**Task brief**. Would you repeat the listing exactly but omit every picture?

◆ ◆ ◆ ◆

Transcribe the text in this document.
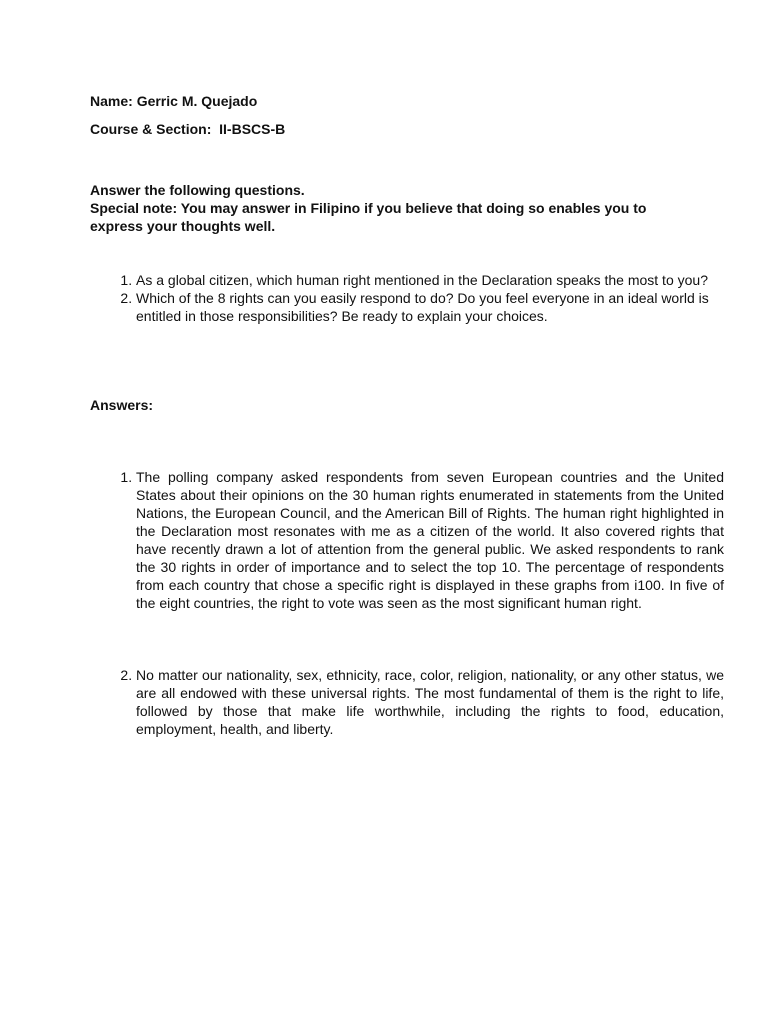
Name: Gerric M. Quejado
Course & Section: II-BSCS-B
Answer the following questions.
Special note: You may answer in Filipino if you believe that doing so enables you to express your thoughts well.
1. As a global citizen, which human right mentioned in the Declaration speaks the most to you?
2. Which of the 8 rights can you easily respond to do? Do you feel everyone in an ideal world is entitled in those responsibilities? Be ready to explain your choices.
Answers:
1. The polling company asked respondents from seven European countries and the United States about their opinions on the 30 human rights enumerated in statements from the United Nations, the European Council, and the American Bill of Rights. The human right highlighted in the Declaration most resonates with me as a citizen of the world. It also covered rights that have recently drawn a lot of attention from the general public. We asked respondents to rank the 30 rights in order of importance and to select the top 10. The percentage of respondents from each country that chose a specific right is displayed in these graphs from i100. In five of the eight countries, the right to vote was seen as the most significant human right.
2. No matter our nationality, sex, ethnicity, race, color, religion, nationality, or any other status, we are all endowed with these universal rights. The most fundamental of them is the right to life, followed by those that make life worthwhile, including the rights to food, education, employment, health, and liberty.
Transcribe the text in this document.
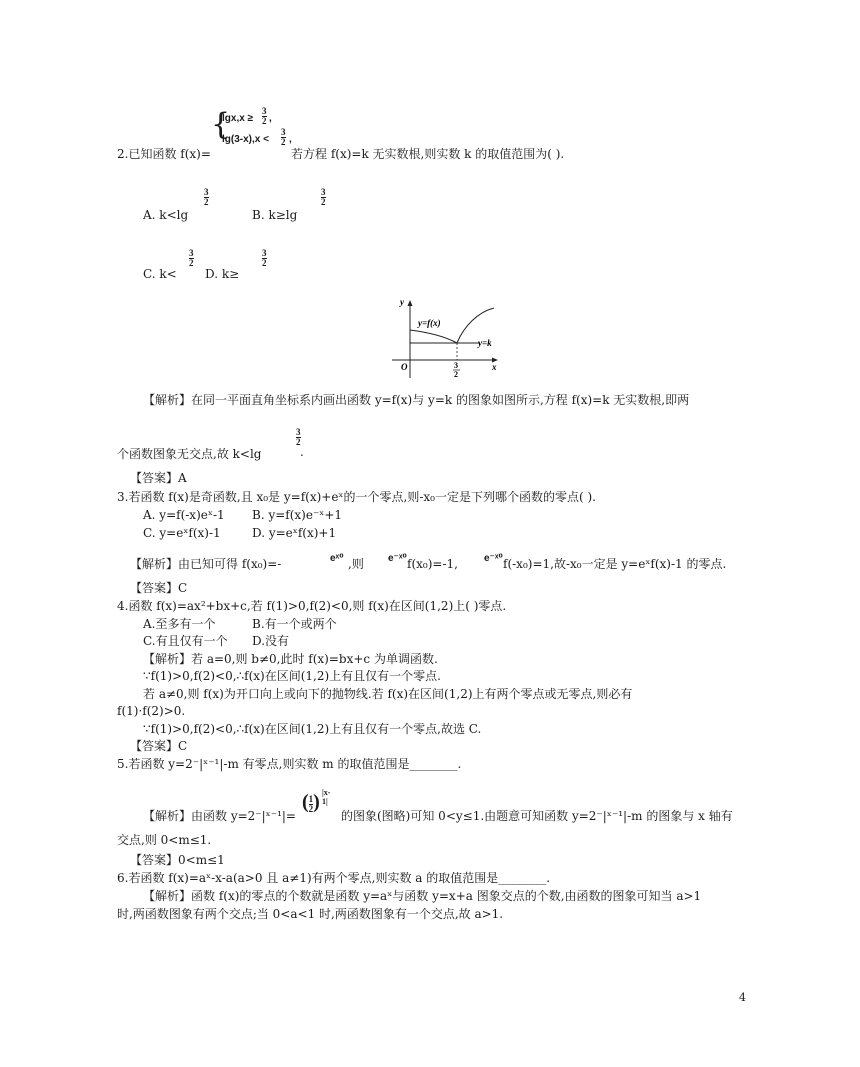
{
lgx,x ≥
3
2 ,
lg(3-x),x <
3
2 ,
2.已知函数 f(x)=	若方程 f(x)=k 无实数根,则实数 k 的取值范围为( ).
A. k<lg
3
2
B. k≥lg
3
2
C. k<
3
2
D. k≥
3
2
y
x
O
y=f(x)
y=k
3
2
【解析】在同一平面直角坐标系内画出函数 y=f(x)与 y=k 的图象如图所示,方程 f(x)=k 无实数根,即两
个函数图象无交点,故 k<lg
3
2
.
【答案】A
3.若函数 f(x)是奇函数,且 x₀是 y=f(x)+eˣ的一个零点,则-x₀一定是下列哪个函数的零点( ).
A. y=f(-x)eˣ-1 B. y=f(x)e⁻ˣ+1
C. y=eˣf(x)-1	D. y=eˣf(x)+1
【解析】由已知可得 f(x₀)=-	eˣ⁰ ,则 e⁻ˣ⁰ f(x₀)=-1,	e⁻ˣ⁰ f(-x₀)=1,故-x₀一定是 y=eˣf(x)-1 的零点.
【答案】C
4.函数 f(x)=ax²+bx+c,若 f(1)>0,f(2)<0,则 f(x)在区间(1,2)上( )零点.
A.至多有一个	B.有一个或两个
C.有且仅有一个 D.没有
【解析】若 a=0,则 b≠0,此时 f(x)=bx+c 为单调函数.
∵f(1)>0,f(2)<0,∴f(x)在区间(1,2)上有且仅有一个零点.
若 a≠0,则 f(x)为开口向上或向下的抛物线.若 f(x)在区间(1,2)上有两个零点或无零点,则必有
f(1)·f(2)>0.
∵f(1)>0,f(2)<0,∴f(x)在区间(1,2)上有且仅有一个零点,故选 C.
【答案】C
5.若函数 y=2⁻|ˣ⁻¹|-m 有零点,则实数 m 的取值范围是________.
【解析】由函数 y=2⁻|ˣ⁻¹|=
$(\frac{1}{2})$ |x-1|
的图象(图略)可知 0<y≤1.由题意可知函数 y=2⁻|ˣ⁻¹|-m 的图象与 x 轴有
交点,则 0<m≤1.
【答案】0<m≤1
6.若函数 f(x)=aˣ-x-a(a>0 且 a≠1)有两个零点,则实数 a 的取值范围是________.
【解析】函数 f(x)的零点的个数就是函数 y=aˣ与函数 y=x+a 图象交点的个数,由函数的图象可知当 a>1
时,两函数图象有两个交点;当 0<a<1 时,两函数图象有一个交点,故 a>1.
4
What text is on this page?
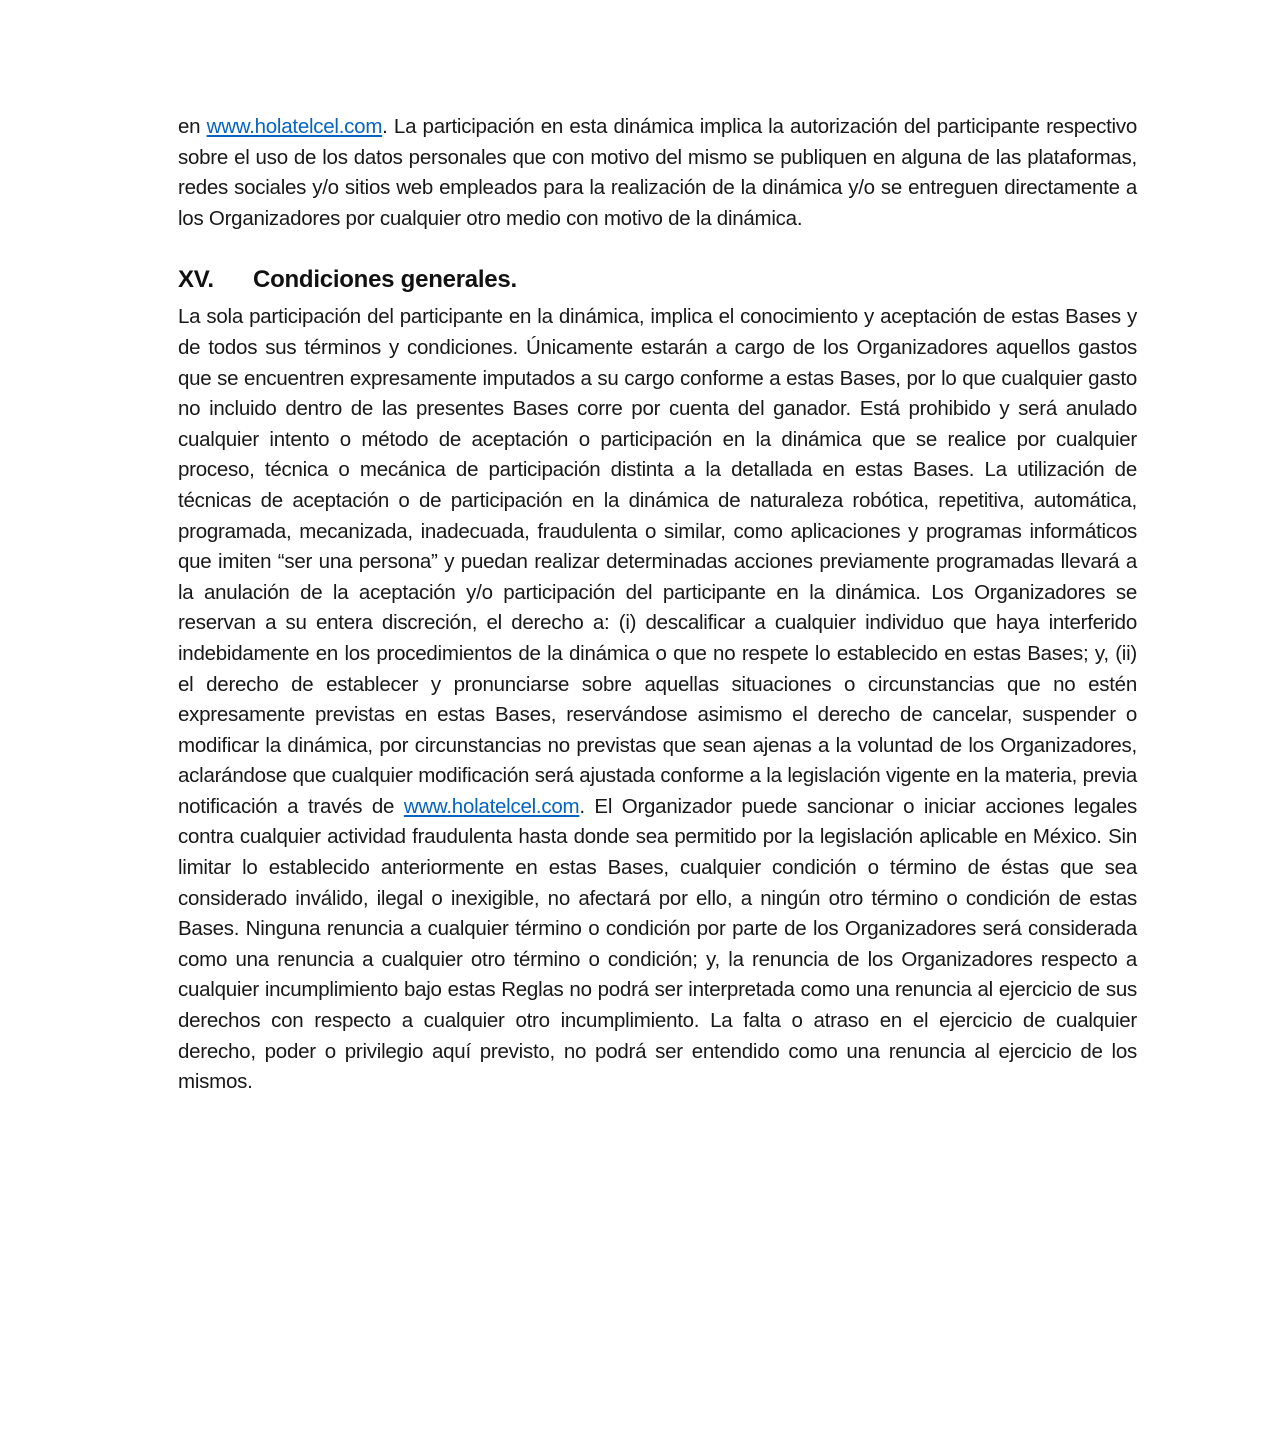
en www.holatelcel.com. La participación en esta dinámica implica la autorización del participante respectivo sobre el uso de los datos personales que con motivo del mismo se publiquen en alguna de las plataformas, redes sociales y/o sitios web empleados para la realización de la dinámica y/o se entreguen directamente a los Organizadores por cualquier otro medio con motivo de la dinámica.

XV. Condiciones generales.

La sola participación del participante en la dinámica, implica el conocimiento y aceptación de estas Bases y de todos sus términos y condiciones. Únicamente estarán a cargo de los Organizadores aquellos gastos que se encuentren expresamente imputados a su cargo conforme a estas Bases, por lo que cualquier gasto no incluido dentro de las presentes Bases corre por cuenta del ganador. Está prohibido y será anulado cualquier intento o método de aceptación o participación en la dinámica que se realice por cualquier proceso, técnica o mecánica de participación distinta a la detallada en estas Bases. La utilización de técnicas de aceptación o de participación en la dinámica de naturaleza robótica, repetitiva, automática, programada, mecanizada, inadecuada, fraudulenta o similar, como aplicaciones y programas informáticos que imiten “ser una persona” y puedan realizar determinadas acciones previamente programadas llevará a la anulación de la aceptación y/o participación del participante en la dinámica. Los Organizadores se reservan a su entera discreción, el derecho a: (i) descalificar a cualquier individuo que haya interferido indebidamente en los procedimientos de la dinámica o que no respete lo establecido en estas Bases; y, (ii) el derecho de establecer y pronunciarse sobre aquellas situaciones o circunstancias que no estén expresamente previstas en estas Bases, reservándose asimismo el derecho de cancelar, suspender o modificar la dinámica, por circunstancias no previstas que sean ajenas a la voluntad de los Organizadores, aclarándose que cualquier modificación será ajustada conforme a la legislación vigente en la materia, previa notificación a través de www.holatelcel.com. El Organizador puede sancionar o iniciar acciones legales contra cualquier actividad fraudulenta hasta donde sea permitido por la legislación aplicable en México. Sin limitar lo establecido anteriormente en estas Bases, cualquier condición o término de éstas que sea considerado inválido, ilegal o inexigible, no afectará por ello, a ningún otro término o condición de estas Bases. Ninguna renuncia a cualquier término o condición por parte de los Organizadores será considerada como una renuncia a cualquier otro término o condición; y, la renuncia de los Organizadores respecto a cualquier incumplimiento bajo estas Reglas no podrá ser interpretada como una renuncia al ejercicio de sus derechos con respecto a cualquier otro incumplimiento. La falta o atraso en el ejercicio de cualquier derecho, poder o privilegio aquí previsto, no podrá ser entendido como una renuncia al ejercicio de los mismos.
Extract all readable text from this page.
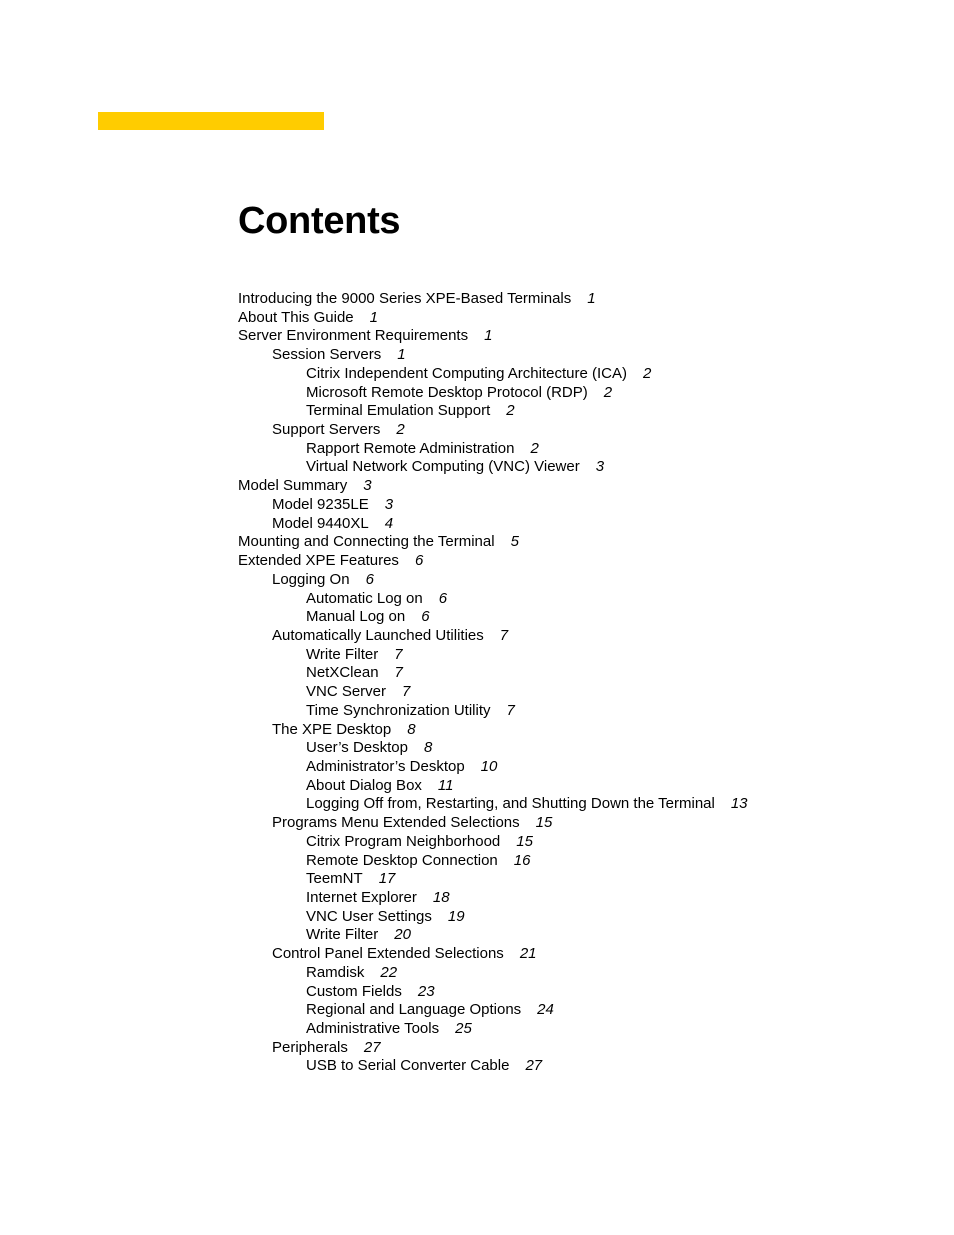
Contents
Introducing the 9000 Series XPE-Based Terminals 1
About This Guide 1
Server Environment Requirements 1
Session Servers 1
Citrix Independent Computing Architecture (ICA) 2
Microsoft Remote Desktop Protocol (RDP) 2
Terminal Emulation Support 2
Support Servers 2
Rapport Remote Administration 2
Virtual Network Computing (VNC) Viewer 3
Model Summary 3
Model 9235LE 3
Model 9440XL 4
Mounting and Connecting the Terminal 5
Extended XPE Features 6
Logging On 6
Automatic Log on 6
Manual Log on 6
Automatically Launched Utilities 7
Write Filter 7
NetXClean 7
VNC Server 7
Time Synchronization Utility 7
The XPE Desktop 8
User’s Desktop 8
Administrator’s Desktop 10
About Dialog Box 11
Logging Off from, Restarting, and Shutting Down the Terminal 13
Programs Menu Extended Selections 15
Citrix Program Neighborhood 15
Remote Desktop Connection 16
TeemNT 17
Internet Explorer 18
VNC User Settings 19
Write Filter 20
Control Panel Extended Selections 21
Ramdisk 22
Custom Fields 23
Regional and Language Options 24
Administrative Tools 25
Peripherals 27
USB to Serial Converter Cable 27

◆ ◆ ◆ ◆

**Answer to this problem**.
Transcribe the text in this document.
Name: Gerric M. Quejado
Course & Section: II-BSCS-B
Answer the following questions.
Special note: You may answer in Filipino if you believe that doing so enables you to express your thoughts well.
1. As a global citizen, which human right mentioned in the Declaration speaks the most to you?
2. Which of the 8 rights can you easily respond to do? Do you feel everyone in an ideal world is entitled in those responsibilities? Be ready to explain your choices.
Answers:
1. The polling company asked respondents from seven European countries and the United States about their opinions on the 30 human rights enumerated in statements from the United Nations, the European Council, and the American Bill of Rights. The human right highlighted in the Declaration most resonates with me as a citizen of the world. It also covered rights that have recently drawn a lot of attention from the general public. We asked respondents to rank the 30 rights in order of importance and to select the top 10. The percentage of respondents from each country that chose a specific right is displayed in these graphs from i100. In five of the eight countries, the right to vote was seen as the most significant human right.
2. No matter our nationality, sex, ethnicity, race, color, religion, nationality, or any other status, we are all endowed with these universal rights. The most fundamental of them is the right to life, followed by those that make life worthwhile, including the rights to food, education, employment, health, and liberty.
Transcribe the text in this document.
{
lgx,x ≥
3
2 ,
lg(3-x),x <
3
2 ,
2.已知函数 f(x)=	若方程 f(x)=k 无实数根,则实数 k 的取值范围为( ).
A. k<lg
3
2
B. k≥lg
3
2
C. k<
3
2
D. k≥
3
2
y
x
O
y=f(x)
y=k
3
2
【解析】在同一平面直角坐标系内画出函数 y=f(x)与 y=k 的图象如图所示,方程 f(x)=k 无实数根,即两
个函数图象无交点,故 k<lg
3
2
.
【答案】A
3.若函数 f(x)是奇函数,且 x₀是 y=f(x)+eˣ的一个零点,则-x₀一定是下列哪个函数的零点( ).
A. y=f(-x)eˣ-1 B. y=f(x)e⁻ˣ+1
C. y=eˣf(x)-1	D. y=eˣf(x)+1
【解析】由已知可得 f(x₀)=-	eˣ⁰ ,则 e⁻ˣ⁰ f(x₀)=-1,	e⁻ˣ⁰ f(-x₀)=1,故-x₀一定是 y=eˣf(x)-1 的零点.
【答案】C
4.函数 f(x)=ax²+bx+c,若 f(1)>0,f(2)<0,则 f(x)在区间(1,2)上( )零点.
A.至多有一个	B.有一个或两个
C.有且仅有一个 D.没有
【解析】若 a=0,则 b≠0,此时 f(x)=bx+c 为单调函数.
∵f(1)>0,f(2)<0,∴f(x)在区间(1,2)上有且仅有一个零点.
若 a≠0,则 f(x)为开口向上或向下的抛物线.若 f(x)在区间(1,2)上有两个零点或无零点,则必有
f(1)·f(2)>0.
∵f(1)>0,f(2)<0,∴f(x)在区间(1,2)上有且仅有一个零点,故选 C.
【答案】C
5.若函数 y=2⁻|ˣ⁻¹|-m 有零点,则实数 m 的取值范围是________.
【解析】由函数 y=2⁻|ˣ⁻¹|=
$(\frac{1}{2})$ |x-1|
的图象(图略)可知 0<y≤1.由题意可知函数 y=2⁻|ˣ⁻¹|-m 的图象与 x 轴有
交点,则 0<m≤1.
【答案】0<m≤1
6.若函数 f(x)=aˣ-x-a(a>0 且 a≠1)有两个零点,则实数 a 的取值范围是________.
【解析】函数 f(x)的零点的个数就是函数 y=aˣ与函数 y=x+a 图象交点的个数,由函数的图象可知当 a>1
时,两函数图象有两个交点;当 0<a<1 时,两函数图象有一个交点,故 a>1.
4
What text is on this page?
en www.holatelcel.com. La participación en esta dinámica implica la autorización del participante respectivo sobre el uso de los datos personales que con motivo del mismo se publiquen en alguna de las plataformas, redes sociales y/o sitios web empleados para la realización de la dinámica y/o se entreguen directamente a los Organizadores por cualquier otro medio con motivo de la dinámica.

XV. Condiciones generales.

La sola participación del participante en la dinámica, implica el conocimiento y aceptación de estas Bases y de todos sus términos y condiciones. Únicamente estarán a cargo de los Organizadores aquellos gastos que se encuentren expresamente imputados a su cargo conforme a estas Bases, por lo que cualquier gasto no incluido dentro de las presentes Bases corre por cuenta del ganador. Está prohibido y será anulado cualquier intento o método de aceptación o participación en la dinámica que se realice por cualquier proceso, técnica o mecánica de participación distinta a la detallada en estas Bases. La utilización de técnicas de aceptación o de participación en la dinámica de naturaleza robótica, repetitiva, automática, programada, mecanizada, inadecuada, fraudulenta o similar, como aplicaciones y programas informáticos que imiten “ser una persona” y puedan realizar determinadas acciones previamente programadas llevará a la anulación de la aceptación y/o participación del participante en la dinámica. Los Organizadores se reservan a su entera discreción, el derecho a: (i) descalificar a cualquier individuo que haya interferido indebidamente en los procedimientos de la dinámica o que no respete lo establecido en estas Bases; y, (ii) el derecho de establecer y pronunciarse sobre aquellas situaciones o circunstancias que no estén expresamente previstas en estas Bases, reservándose asimismo el derecho de cancelar, suspender o modificar la dinámica, por circunstancias no previstas que sean ajenas a la voluntad de los Organizadores, aclarándose que cualquier modificación será ajustada conforme a la legislación vigente en la materia, previa notificación a través de www.holatelcel.com. El Organizador puede sancionar o iniciar acciones legales contra cualquier actividad fraudulenta hasta donde sea permitido por la legislación aplicable en México. Sin limitar lo establecido anteriormente en estas Bases, cualquier condición o término de éstas que sea considerado inválido, ilegal o inexigible, no afectará por ello, a ningún otro término o condición de estas Bases. Ninguna renuncia a cualquier término o condición por parte de los Organizadores será considerada como una renuncia a cualquier otro término o condición; y, la renuncia de los Organizadores respecto a cualquier incumplimiento bajo estas Reglas no podrá ser interpretada como una renuncia al ejercicio de sus derechos con respecto a cualquier otro incumplimiento. La falta o atraso en el ejercicio de cualquier derecho, poder o privilegio aquí previsto, no podrá ser entendido como una renuncia al ejercicio de los mismos.
Extract all readable text from this page.
Contents
Introducing the 9000 Series XPE-Based Terminals 1
About This Guide 1
Server Environment Requirements 1
Session Servers 1
Citrix Independent Computing Architecture (ICA) 2
Microsoft Remote Desktop Protocol (RDP) 2
Terminal Emulation Support 2
Support Servers 2
Rapport Remote Administration 2
Virtual Network Computing (VNC) Viewer 3
Model Summary 3
Model 9235LE 3
Model 9440XL 4
Mounting and Connecting the Terminal 5
Extended XPE Features 6
Logging On 6
Automatic Log on 6
Manual Log on 6
Automatically Launched Utilities 7
Write Filter 7
NetXClean 7
VNC Server 7
Time Synchronization Utility 7
The XPE Desktop 8
User’s Desktop 8
Administrator’s Desktop 10
About Dialog Box 11
Logging Off from, Restarting, and Shutting Down the Terminal 13
Programs Menu Extended Selections 15
Citrix Program Neighborhood 15
Remote Desktop Connection 16
TeemNT 17
Internet Explorer 18
VNC User Settings 19
Write Filter 20
Control Panel Extended Selections 21
Ramdisk 22
Custom Fields 23
Regional and Language Options 24
Administrative Tools 25
Peripherals 27
USB to Serial Converter Cable 27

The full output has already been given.